What is asked:
1. In the passage on terms of trade shocks, what measure serves as the proxy for openness to international trade?
2. Reproduce the portion of the passage on terms of trade shocks starting with "Notes: All descriptive" and going on through "and zero otherwise.".

Text:
For this empirical framework to reliably identify the macroeconomic effects of terms
of trade shocks, we need to assume that terms of trade shocks are exogenous
with respect to output volatility. This is potentially problematic for large
economies or countries that have a sizeable market share in a particular good
(Broda 2004; Edwards and Levy Yeyati
2005).^{[10]}
Given the lack of suitable instruments for the terms of trade, the standard
approach in the literature has been to exclude those economies from the analysis
where the exogeneity assumption is likely to be problematic. Using a sample
of countries similar to ours, Edwards and Levy Yeyati (2005) found their results
to be robust to such an approach, leading them to conclude that their results
are unlikely to be driven by terms of trade endogeneity. In Section 5
we show that our results are also broadly robust to the exclusion of specific
groups of economies where the exogeneity assumption is likely to be more of
a concern.

We also include a number of control variables in our regressions. Consistent with
the related literature, all regressions contain a measure of openness to international
trade (proxied by the ratio of exports plus imports to GDP). The inflation
volatility regressions also include the log of the average annual rate of inflation
in the five years prior to the start of each window as well as a dummy variable
that takes a value of one if an economy experiences a currency crisis during
a five-year
window.^{[11]}
All regressions include time-fixed effects to control for the general decline
in macroeconomic volatility through our sample. Throughout the paper, we calculate
robust standard errors that allow for heteroskedasticity of unknown form.

Table 2 shows the key summary statistics for our variables. As to be expected, the
shocks to household consumption are considerably less volatile than the shocks
to other expenditure components. While the estimated shocks contained in Table
2 also imply that consumption is more volatile than output, this result is
driven by the numerous commodity producers in our
sample.^{[12]}
Table C1 shows correlations across these different variables, while further
information on the construction of our variables is presented in Appendix A.

Mean | Standard deviation | Min | Max | |
---|---|---|---|---|

Dependent variables^{(a)} |
||||

SD real GDP shocks | 2.68 | 2.01 | 0.36 | 12.19 |

SD consumption shocks | 3.70 | 3.40 | 0.20 | 22.72 |

SD investment shocks | 9.46 | 7.28 | 1.23 | 46.97 |

SD government consumption shocks | 4.59 | 4.67 | 0.21 | 32.64 |

SD export shocks | 7.50 | 5.33 | 0.68 | 45.52 |

SD import shocks | 9.56 | 6.07 | 1.03 | 35.91 |

SD inflation shocks | 31.42 | 300 | 0.19 | 5087 |

Independent variables |
||||

SD terms of trade shocks^{(a)} |
8.25 | 7.45 | 0.55 | 42.48 |

Private credit (share of GDP)^{(b)} |
49 | 38 | 2 | 222 |

Floating exchange rate dummy^{(c)} |
0.30 | 0.46 | 0.00 | 1.00 |

Strict monetary policy dummy^{(d)} |
0.13 | 0.33 | 0.00 | 1.00 |

Openness (total trade as a share of GDP)^{(e)} |
63 | 36 | 8 | 291 |

Notes: All descriptive statistics are based on a sample of 71 countries
and 411 observations. (a) Standard deviation (SD) of the annual shocks (that is, the residual from Equation (1), estimated over a five-year window. Note that the regression analysis later in the paper is based on the natural log of the standard deviation of these shocks over the same five-year window. (b) Total private credit as a per cent of nominal GDP; annual average observed at five-year intervals. (c) Dummy variable that takes a value of one if an economy has a floating or managed floating exchange rate according to the de facto exchange
rate classification system of Reinhart and Rogoff (2004), and zero otherwise.

Stored entries:
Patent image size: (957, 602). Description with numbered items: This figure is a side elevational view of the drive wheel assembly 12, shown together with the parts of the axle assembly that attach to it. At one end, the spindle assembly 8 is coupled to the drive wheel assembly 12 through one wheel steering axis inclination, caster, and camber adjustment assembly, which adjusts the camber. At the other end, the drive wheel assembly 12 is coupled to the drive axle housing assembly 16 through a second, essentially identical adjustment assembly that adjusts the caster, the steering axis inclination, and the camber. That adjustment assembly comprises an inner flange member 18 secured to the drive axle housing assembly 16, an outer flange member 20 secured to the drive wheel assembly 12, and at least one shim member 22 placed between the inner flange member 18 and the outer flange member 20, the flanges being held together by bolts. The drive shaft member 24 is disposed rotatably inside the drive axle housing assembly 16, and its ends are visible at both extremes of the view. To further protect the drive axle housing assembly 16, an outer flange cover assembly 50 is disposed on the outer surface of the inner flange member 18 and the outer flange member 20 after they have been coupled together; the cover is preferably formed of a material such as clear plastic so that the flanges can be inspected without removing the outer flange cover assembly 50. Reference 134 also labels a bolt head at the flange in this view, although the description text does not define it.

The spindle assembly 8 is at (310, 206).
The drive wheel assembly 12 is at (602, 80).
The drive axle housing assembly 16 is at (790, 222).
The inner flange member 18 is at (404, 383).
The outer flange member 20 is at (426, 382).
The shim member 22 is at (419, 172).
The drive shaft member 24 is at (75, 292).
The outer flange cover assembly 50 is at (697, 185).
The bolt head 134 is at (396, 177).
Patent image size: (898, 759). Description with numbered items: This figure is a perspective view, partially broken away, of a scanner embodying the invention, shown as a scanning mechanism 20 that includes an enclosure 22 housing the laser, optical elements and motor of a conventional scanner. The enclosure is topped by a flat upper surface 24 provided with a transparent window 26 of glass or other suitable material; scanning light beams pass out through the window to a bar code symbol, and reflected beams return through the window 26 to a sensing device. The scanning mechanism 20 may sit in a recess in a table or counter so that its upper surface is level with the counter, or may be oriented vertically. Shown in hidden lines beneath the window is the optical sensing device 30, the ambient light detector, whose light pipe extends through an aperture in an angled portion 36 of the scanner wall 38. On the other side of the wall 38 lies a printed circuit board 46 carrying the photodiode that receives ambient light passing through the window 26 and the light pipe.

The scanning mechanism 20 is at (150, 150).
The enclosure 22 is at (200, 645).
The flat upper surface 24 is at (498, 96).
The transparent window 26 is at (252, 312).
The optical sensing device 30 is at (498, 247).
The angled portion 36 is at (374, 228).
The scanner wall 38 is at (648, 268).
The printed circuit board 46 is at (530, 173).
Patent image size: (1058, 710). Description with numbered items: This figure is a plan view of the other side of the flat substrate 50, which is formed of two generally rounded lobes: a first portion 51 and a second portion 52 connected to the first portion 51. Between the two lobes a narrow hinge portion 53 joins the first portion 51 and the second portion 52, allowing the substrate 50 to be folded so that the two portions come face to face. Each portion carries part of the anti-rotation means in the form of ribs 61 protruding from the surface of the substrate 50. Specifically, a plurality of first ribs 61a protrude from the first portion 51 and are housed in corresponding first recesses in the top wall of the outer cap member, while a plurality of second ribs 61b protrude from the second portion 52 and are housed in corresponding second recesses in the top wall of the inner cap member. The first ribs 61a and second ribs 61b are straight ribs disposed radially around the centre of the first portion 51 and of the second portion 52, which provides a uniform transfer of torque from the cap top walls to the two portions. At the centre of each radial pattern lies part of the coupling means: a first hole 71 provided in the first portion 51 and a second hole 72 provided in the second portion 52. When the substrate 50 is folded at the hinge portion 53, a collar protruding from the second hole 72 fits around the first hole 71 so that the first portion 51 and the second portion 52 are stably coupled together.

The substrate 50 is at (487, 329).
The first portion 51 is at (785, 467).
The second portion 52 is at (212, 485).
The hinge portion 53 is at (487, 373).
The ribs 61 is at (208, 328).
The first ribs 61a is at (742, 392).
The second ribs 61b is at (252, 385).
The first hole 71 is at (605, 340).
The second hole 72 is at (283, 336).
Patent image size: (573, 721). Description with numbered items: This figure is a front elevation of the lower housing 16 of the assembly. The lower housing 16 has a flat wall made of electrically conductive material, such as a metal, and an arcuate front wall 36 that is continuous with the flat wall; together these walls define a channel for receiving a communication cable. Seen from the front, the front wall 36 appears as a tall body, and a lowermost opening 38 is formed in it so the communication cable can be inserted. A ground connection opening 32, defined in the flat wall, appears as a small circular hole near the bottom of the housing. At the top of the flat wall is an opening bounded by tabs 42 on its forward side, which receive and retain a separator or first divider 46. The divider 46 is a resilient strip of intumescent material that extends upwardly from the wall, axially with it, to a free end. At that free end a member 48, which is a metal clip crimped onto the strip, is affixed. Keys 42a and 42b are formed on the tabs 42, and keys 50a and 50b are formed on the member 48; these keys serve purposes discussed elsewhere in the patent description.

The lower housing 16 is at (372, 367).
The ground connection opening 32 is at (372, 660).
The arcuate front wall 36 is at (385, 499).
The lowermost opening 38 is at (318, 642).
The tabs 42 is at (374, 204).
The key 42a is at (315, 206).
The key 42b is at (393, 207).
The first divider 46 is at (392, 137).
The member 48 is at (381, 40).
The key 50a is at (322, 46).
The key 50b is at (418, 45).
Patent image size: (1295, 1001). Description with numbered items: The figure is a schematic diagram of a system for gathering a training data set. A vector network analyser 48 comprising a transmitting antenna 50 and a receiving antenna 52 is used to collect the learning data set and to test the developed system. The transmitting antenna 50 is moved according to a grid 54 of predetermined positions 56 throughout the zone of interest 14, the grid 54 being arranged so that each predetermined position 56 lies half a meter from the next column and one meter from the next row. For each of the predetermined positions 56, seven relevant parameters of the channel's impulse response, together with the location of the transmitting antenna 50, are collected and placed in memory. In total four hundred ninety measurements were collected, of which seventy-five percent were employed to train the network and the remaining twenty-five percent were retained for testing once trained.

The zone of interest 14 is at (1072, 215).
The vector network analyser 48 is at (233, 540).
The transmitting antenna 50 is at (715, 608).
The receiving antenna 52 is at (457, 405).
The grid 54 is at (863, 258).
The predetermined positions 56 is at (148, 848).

Written answers:
1. The ratio of exports plus imports to GDP.

2.
Notes: All descriptive statistics are based on a sample of 71 countries
and 411 observations. (a) Standard deviation (SD) of the annual shocks (that is, the residual from Equation (1), estimated over a five-year window. Note that the regression analysis later in the paper is based on the natural log of the standard deviation of these shocks over the same five-year window. (b) Total private credit as a per cent of nominal GDP; annual average observed at five-year intervals. (c) Dummy variable that takes a value of one if an economy has a floating or managed floating exchange rate according to the de facto exchange
rate classification system of Reinhart and Rogoff (2004), and zero otherwise.